**JOB**
Copy out every line that contains the word "JSON".

**RECORDS TO PROCESS**
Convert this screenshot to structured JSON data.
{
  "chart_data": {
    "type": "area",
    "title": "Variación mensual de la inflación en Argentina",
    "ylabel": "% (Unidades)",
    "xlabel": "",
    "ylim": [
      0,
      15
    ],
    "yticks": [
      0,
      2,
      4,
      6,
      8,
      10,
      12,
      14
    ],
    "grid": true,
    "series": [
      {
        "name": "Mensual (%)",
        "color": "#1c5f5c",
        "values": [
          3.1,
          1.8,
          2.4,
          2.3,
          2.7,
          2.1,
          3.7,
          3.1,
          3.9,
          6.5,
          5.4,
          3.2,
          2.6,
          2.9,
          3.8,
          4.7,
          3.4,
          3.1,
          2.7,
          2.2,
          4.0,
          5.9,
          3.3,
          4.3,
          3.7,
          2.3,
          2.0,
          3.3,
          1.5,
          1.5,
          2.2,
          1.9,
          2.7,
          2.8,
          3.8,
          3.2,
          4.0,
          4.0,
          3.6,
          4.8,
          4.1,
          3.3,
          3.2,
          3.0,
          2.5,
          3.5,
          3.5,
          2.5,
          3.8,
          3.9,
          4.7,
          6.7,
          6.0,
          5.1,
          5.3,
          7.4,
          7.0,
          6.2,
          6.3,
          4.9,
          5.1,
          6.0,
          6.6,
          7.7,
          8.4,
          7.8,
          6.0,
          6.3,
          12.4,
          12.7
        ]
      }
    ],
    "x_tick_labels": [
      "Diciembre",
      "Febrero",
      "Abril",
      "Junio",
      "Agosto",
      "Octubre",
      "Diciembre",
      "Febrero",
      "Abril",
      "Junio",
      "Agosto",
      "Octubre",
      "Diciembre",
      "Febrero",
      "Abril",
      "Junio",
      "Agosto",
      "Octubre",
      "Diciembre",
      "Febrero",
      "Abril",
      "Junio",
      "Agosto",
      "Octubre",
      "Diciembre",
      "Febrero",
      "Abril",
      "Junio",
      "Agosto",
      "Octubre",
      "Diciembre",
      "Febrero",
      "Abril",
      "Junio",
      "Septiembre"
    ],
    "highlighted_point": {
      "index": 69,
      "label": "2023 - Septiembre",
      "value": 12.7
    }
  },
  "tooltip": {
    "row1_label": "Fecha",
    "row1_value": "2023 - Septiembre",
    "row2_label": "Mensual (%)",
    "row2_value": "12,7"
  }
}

---

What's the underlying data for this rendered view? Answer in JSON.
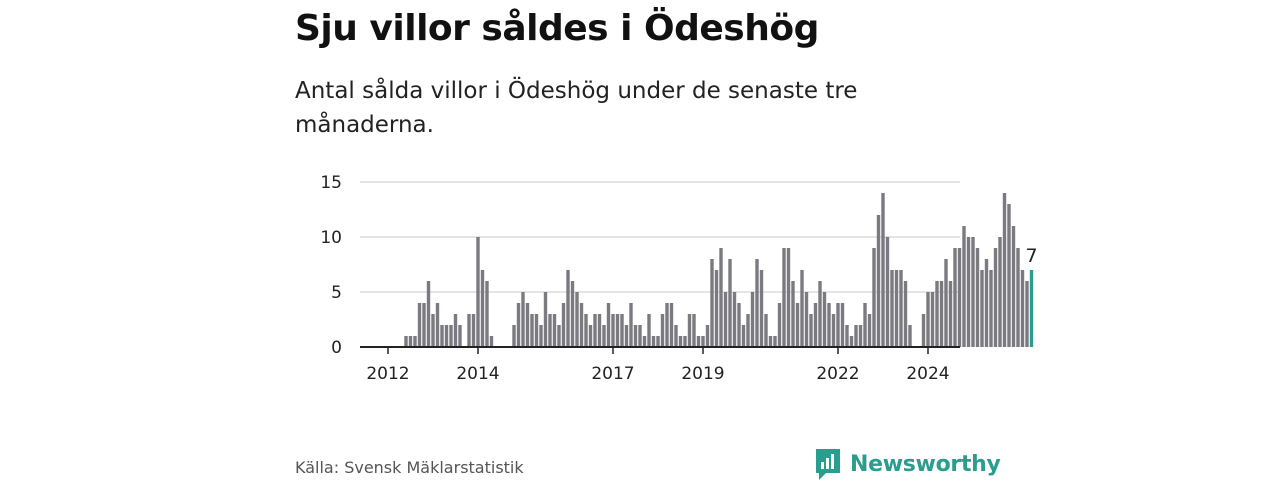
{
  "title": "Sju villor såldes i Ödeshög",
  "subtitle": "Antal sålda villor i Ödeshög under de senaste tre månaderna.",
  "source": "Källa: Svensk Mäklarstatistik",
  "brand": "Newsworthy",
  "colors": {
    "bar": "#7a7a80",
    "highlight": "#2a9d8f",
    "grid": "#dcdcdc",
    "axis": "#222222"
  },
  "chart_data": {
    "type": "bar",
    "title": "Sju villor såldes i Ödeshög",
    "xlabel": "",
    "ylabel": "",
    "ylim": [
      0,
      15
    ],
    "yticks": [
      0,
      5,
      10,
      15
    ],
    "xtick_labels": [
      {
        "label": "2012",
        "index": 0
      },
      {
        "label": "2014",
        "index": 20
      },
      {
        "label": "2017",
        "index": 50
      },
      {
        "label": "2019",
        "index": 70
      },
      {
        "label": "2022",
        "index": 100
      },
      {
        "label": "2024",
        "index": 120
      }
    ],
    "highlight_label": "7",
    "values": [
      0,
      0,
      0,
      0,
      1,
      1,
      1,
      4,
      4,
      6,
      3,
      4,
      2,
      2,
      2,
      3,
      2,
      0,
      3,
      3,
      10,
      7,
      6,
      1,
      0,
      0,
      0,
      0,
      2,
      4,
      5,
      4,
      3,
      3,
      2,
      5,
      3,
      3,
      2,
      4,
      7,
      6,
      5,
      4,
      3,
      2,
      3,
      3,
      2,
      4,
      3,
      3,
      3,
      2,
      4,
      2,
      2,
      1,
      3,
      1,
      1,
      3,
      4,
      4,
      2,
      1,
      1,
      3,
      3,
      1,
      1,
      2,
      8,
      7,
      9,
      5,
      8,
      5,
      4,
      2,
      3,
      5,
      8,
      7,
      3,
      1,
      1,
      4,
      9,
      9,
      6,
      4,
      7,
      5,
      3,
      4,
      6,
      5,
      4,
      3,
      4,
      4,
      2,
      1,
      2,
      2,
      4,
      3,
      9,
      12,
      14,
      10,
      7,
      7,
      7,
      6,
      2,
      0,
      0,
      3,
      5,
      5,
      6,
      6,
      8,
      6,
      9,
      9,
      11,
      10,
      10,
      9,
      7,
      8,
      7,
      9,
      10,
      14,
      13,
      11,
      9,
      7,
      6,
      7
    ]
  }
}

**RESULT**
Convert this screenshot to structured JSON data.
What's the underlying data for this rendered view? Answer in JSON.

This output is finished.